* start *
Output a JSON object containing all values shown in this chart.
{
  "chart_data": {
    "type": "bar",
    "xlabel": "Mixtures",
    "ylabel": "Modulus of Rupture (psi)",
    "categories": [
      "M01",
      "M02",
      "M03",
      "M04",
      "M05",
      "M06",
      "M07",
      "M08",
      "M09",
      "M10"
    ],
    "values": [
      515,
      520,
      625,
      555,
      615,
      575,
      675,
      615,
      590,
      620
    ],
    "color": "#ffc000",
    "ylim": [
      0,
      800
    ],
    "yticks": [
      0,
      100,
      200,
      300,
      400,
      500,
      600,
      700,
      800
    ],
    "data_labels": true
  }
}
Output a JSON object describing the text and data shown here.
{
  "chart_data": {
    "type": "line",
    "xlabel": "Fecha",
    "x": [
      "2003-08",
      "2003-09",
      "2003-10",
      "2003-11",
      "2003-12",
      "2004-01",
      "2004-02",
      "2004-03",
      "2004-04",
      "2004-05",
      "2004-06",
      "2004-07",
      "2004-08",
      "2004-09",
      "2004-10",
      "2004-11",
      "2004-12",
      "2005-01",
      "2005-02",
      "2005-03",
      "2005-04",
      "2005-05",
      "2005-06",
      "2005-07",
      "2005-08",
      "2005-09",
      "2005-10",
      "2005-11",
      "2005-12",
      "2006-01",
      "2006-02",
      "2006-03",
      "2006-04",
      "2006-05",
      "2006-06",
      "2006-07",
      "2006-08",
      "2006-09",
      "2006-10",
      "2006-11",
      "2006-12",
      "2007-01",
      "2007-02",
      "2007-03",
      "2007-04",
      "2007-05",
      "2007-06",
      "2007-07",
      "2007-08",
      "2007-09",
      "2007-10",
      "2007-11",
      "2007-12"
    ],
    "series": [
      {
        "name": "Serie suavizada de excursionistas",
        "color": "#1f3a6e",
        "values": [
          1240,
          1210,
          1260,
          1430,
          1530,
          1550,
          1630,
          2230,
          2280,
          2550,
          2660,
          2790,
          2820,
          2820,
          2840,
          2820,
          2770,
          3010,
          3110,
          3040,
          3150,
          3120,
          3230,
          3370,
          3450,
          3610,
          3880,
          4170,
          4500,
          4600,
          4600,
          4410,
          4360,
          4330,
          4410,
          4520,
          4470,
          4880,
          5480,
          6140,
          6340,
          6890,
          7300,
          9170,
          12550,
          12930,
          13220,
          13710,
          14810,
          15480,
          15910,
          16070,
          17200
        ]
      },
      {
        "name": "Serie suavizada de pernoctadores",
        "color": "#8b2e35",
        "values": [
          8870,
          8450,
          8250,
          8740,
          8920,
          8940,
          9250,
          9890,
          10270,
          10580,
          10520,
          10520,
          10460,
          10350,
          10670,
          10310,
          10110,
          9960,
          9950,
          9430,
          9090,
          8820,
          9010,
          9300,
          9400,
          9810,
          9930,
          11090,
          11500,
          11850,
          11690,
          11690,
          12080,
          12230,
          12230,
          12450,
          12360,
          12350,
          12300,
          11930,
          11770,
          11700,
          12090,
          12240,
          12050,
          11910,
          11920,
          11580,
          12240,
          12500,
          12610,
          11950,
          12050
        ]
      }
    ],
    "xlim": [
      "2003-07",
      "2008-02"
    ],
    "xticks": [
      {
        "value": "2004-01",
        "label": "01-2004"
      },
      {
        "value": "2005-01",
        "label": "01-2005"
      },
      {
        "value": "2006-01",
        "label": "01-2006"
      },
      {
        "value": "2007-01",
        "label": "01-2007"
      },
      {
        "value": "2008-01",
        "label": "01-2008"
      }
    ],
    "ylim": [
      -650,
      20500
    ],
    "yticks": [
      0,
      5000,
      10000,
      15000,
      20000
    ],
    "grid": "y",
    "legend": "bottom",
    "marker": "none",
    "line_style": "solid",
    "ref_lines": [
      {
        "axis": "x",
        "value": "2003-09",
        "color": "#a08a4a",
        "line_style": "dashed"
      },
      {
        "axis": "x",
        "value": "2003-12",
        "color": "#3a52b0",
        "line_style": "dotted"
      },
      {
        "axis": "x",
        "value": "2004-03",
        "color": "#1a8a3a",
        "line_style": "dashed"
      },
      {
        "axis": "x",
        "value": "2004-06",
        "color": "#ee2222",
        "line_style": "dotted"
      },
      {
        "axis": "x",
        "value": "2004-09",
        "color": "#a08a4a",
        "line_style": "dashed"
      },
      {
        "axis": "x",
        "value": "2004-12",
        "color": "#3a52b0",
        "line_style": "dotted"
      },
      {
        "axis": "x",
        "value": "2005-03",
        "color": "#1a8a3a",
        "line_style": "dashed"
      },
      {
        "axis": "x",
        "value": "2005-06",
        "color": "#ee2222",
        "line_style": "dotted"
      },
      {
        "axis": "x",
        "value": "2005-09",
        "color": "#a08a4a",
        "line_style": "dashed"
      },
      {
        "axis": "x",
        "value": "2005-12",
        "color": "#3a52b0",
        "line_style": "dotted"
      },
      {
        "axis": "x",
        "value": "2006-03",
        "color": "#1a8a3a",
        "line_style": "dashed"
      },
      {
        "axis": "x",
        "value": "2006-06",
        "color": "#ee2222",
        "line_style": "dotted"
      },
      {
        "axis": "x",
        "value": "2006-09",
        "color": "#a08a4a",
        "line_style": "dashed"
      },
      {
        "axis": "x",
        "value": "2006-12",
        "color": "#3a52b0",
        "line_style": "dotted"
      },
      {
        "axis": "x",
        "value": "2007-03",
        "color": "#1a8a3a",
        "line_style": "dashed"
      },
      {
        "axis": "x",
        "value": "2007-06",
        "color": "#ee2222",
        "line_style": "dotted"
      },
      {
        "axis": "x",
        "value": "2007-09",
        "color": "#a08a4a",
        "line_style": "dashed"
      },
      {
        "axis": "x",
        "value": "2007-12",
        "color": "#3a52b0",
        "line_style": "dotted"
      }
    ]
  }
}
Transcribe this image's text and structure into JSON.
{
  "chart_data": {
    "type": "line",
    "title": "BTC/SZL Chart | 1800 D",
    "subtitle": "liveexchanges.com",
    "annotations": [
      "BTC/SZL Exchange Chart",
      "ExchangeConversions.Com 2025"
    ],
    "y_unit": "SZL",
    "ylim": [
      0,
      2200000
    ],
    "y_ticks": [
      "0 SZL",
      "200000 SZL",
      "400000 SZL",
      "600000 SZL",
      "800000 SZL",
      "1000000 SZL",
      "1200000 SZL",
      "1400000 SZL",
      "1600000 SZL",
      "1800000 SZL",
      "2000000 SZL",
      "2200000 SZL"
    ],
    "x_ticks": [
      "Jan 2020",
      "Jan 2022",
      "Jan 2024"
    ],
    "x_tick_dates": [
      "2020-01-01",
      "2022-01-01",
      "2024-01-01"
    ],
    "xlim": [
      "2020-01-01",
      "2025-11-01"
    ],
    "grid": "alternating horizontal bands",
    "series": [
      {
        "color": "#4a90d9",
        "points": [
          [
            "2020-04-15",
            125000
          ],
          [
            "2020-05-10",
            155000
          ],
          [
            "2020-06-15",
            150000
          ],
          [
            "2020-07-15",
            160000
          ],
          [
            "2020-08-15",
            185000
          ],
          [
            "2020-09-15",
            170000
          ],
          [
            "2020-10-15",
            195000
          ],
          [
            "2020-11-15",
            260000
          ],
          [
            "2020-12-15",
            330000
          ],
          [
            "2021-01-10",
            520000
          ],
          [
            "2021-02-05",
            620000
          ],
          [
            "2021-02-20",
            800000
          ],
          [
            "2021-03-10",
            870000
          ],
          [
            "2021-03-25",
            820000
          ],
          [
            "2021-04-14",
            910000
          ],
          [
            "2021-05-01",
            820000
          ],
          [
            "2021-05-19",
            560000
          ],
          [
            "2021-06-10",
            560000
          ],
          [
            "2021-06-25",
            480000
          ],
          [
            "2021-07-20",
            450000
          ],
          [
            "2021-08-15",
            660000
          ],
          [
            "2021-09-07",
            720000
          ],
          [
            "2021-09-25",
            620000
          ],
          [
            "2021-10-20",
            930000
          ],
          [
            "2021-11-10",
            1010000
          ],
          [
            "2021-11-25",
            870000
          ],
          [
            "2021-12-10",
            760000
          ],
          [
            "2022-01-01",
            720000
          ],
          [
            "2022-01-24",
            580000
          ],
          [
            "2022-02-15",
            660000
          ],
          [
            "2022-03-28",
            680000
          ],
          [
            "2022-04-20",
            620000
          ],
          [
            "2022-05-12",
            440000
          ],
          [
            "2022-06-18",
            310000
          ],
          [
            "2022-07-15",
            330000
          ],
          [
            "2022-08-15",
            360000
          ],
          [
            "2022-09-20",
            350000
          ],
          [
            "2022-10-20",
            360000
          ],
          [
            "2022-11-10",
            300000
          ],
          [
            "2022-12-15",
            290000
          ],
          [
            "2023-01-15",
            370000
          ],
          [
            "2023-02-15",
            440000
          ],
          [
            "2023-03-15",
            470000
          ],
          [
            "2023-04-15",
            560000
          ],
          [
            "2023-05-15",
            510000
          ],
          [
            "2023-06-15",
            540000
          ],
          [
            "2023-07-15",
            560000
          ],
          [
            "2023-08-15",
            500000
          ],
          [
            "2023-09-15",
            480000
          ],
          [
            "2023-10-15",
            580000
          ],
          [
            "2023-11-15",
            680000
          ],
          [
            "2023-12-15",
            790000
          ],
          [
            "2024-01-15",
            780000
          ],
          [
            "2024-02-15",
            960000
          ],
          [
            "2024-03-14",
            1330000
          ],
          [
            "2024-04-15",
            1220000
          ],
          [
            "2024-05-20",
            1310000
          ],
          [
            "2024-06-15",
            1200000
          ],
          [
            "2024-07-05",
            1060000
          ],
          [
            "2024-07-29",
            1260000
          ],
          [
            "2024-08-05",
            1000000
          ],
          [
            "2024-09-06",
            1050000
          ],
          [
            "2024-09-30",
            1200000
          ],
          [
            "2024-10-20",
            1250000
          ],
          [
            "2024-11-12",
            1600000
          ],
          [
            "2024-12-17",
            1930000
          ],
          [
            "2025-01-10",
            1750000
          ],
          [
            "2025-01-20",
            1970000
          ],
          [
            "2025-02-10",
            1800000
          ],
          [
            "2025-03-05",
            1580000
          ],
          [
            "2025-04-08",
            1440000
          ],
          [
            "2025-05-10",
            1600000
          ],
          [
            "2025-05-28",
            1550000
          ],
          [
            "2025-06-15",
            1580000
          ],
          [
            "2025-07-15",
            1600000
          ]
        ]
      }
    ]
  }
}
* end *
**WHAT TO WORK ON:** Report how many lines of the records above contain the word "shown", and give only that number.

**FINAL RESULT:** 2